Ações necessárias:
a – Por favor, responda: de acordo com o trecho sobre a definição de literatura, de que fica dependendo a definição de literatura?
b – Transcreva do trecho sobre a definição de literatura a parte que começa em "11.3 – Alguns" e vai até "pensado. (p. 12)".
c – Escreva o que vem depois do último parágrafo do trecho sobre a definição de literatura.

Trecho do documento:
10.1 – Esse enfoque na maneira de falar, e não na realidade daquilo de que se fala, é por vezes considerado como uma indicação do que entendemos por literatura: uma espécie de linguagem auto-referencial, uma linguagem que fala de si mesma.
11 – Mas também essa definição da literatura encerra problemas. [...] Em grande parte daquilo que é classificado como literatura, o valor verídico e a relevância prática do que é dito é considerado importante para o efeito geral. (p. 11)
11.1 – Contudo, mesmo em se considerando que o discurso “não-pragmático” é parte do que se entende por “literatura”, segue-se dessa “definição” o fato de a literatura não poder ser, de fato, definida objetivamente.
11.2 – A definição de literatura fica dependendo da maneira pela qual alguém resolver ler, e não da natureza daquilo que é lido. Há certos tipos de escritos – poemas, peças de teatro, romances – que, de forma claramente evidente, pretendem ser “não-pragmáticos” nesse sentido, mas isso não nos garante que serão realmente lidos dessa maneira. (p. 11)
11.3 – Alguns textos nascem literários, outros atingem a condição de literários, e a outros tal condição é imposta. Sob esse aspecto, a produção do texto é muito mais importante do que seu nascimento. O que importa pode não ser a origem do texto, mas o modo pelo qual as pessoas o consideram. Se elas decidirem que se trata de literatura, então, ao que parece, o texto será literatura, a despeito do que o seu autor tenha pensado. (p. 12)

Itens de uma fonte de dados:
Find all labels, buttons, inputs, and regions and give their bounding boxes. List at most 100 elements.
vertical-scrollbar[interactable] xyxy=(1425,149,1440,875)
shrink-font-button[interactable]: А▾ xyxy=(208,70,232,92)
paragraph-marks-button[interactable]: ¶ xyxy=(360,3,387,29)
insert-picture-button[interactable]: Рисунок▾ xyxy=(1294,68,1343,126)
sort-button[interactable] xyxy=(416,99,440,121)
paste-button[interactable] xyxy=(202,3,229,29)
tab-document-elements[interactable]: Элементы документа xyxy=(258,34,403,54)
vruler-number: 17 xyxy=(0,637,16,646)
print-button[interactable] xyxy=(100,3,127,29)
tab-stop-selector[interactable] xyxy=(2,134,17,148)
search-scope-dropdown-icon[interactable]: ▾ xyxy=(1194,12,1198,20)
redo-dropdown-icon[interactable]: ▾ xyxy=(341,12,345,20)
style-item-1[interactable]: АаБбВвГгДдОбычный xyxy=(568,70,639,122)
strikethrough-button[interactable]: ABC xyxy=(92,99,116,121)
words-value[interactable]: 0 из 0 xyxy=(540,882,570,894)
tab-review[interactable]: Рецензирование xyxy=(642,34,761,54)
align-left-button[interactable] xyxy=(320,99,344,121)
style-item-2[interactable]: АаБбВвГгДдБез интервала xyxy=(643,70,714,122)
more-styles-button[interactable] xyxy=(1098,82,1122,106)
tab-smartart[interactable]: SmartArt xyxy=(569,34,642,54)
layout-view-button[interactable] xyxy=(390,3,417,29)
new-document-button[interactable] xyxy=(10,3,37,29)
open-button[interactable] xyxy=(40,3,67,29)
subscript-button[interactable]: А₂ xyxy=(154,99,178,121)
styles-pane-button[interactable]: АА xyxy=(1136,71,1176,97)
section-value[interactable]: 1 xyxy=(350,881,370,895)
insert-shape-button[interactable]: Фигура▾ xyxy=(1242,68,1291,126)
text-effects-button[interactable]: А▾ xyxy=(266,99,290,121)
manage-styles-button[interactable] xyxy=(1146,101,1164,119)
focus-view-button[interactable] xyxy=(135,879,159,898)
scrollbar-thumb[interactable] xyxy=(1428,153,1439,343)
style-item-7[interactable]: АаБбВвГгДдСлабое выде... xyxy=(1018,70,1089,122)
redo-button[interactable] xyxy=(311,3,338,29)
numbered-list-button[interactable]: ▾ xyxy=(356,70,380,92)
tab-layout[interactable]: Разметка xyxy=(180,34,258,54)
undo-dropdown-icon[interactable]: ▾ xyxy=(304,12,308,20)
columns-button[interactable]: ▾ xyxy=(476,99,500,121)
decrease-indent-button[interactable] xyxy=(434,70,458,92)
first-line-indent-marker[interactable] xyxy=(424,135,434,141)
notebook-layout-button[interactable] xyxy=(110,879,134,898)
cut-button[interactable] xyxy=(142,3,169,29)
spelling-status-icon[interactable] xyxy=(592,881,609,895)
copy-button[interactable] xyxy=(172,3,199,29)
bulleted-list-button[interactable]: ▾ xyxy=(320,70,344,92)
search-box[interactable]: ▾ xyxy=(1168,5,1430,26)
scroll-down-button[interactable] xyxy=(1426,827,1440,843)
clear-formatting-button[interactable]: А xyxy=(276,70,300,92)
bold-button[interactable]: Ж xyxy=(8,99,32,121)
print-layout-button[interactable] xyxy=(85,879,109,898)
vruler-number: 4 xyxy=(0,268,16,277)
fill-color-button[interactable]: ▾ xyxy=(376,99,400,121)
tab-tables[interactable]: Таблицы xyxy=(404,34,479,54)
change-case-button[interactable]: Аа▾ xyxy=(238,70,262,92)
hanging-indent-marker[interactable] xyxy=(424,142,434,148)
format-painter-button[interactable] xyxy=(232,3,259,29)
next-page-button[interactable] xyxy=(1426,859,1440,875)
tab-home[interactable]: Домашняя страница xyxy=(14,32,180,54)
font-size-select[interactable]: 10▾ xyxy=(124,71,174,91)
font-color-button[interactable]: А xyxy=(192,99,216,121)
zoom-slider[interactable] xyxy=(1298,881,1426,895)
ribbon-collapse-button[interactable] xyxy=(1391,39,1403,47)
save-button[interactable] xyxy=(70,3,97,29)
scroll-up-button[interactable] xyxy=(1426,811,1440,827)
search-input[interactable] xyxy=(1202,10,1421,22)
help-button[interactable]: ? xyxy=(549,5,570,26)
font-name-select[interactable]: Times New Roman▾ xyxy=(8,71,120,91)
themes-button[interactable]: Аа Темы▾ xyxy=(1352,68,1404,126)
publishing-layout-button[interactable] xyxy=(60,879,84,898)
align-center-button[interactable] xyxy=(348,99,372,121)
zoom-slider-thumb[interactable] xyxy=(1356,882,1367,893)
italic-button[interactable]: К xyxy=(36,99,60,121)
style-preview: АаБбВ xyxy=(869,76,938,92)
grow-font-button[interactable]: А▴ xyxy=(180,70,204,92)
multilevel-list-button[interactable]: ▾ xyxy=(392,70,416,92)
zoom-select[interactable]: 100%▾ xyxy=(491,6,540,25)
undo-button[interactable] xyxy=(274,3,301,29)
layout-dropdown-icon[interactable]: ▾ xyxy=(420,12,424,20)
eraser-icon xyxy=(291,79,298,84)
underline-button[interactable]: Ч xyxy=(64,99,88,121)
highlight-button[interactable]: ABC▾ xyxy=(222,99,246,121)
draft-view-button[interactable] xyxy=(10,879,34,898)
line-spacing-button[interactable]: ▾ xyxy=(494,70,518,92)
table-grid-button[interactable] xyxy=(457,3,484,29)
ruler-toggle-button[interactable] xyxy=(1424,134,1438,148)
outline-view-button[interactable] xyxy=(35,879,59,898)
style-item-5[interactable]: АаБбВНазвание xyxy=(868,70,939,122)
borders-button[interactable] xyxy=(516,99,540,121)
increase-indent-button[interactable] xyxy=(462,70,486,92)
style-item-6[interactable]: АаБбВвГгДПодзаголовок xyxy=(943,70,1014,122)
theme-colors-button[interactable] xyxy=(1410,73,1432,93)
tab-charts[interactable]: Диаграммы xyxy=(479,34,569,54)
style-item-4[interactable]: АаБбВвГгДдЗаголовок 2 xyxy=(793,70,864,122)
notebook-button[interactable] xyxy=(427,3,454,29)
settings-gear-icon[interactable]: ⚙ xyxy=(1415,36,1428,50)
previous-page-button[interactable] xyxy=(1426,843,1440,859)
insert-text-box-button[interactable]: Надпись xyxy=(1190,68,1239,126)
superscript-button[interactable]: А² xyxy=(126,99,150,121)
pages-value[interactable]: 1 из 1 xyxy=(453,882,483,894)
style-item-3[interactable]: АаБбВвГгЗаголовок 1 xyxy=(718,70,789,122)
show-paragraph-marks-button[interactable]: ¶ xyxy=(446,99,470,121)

As respostas:
a – Da maneira pela qual alguém resolver ler, e não da natureza daquilo que é lido.

b –
11.3 – Alguns textos nascem literários, outros atingem a condição de literários, e a outros tal condição é imposta. Sob esse aspecto, a produção do texto é muito mais importante do que seu nascimento. O que importa pode não ser a origem do texto, mas o modo pelo qual as pessoas o consideram. Se elas decidirem que se trata de literatura, então, ao que parece, o texto será literatura, a despeito do que o seu autor tenha pensado. (p. 12)

c –
12 – [...] podemos pensar na literatura menos como uma qualidade inerente, ou como um conjunto de qualidades evidenciadas por certos tipos de escritos que vão desde Beowulf até Virginia Woolf, do que como as várias maneiras pelas quais as pessoas se relacionam com a escrita.
12. 1 – Não existe uma “essência” da literatura. Qualquer fragmento de escrita pode ser lido “não-pragmaticamente”, se é isso o que significa ler um texto como literatura, assim como qualquer escrito pode ser lido “poeticamente”. (p. 12)
12.2 – “Literatura” talvez signifique exatamente o oposto: qualquer tipo de escrita que, por alguma razão, seja altamente valorizada. (p. 13)
12.3 – Em muitas sociedades, a literatura teve funções absolutamente práticas, como função religiosa; a nítida distinção entre “prático” e “não-prático” talvez só seja possível numa sociedade como a nossa, na qual a literatura deixou de ter grande função prática. Poderemos estar oferecendo como definição geral um sentido do “literário” que é, na verdade, historicamente específico. (p. 12)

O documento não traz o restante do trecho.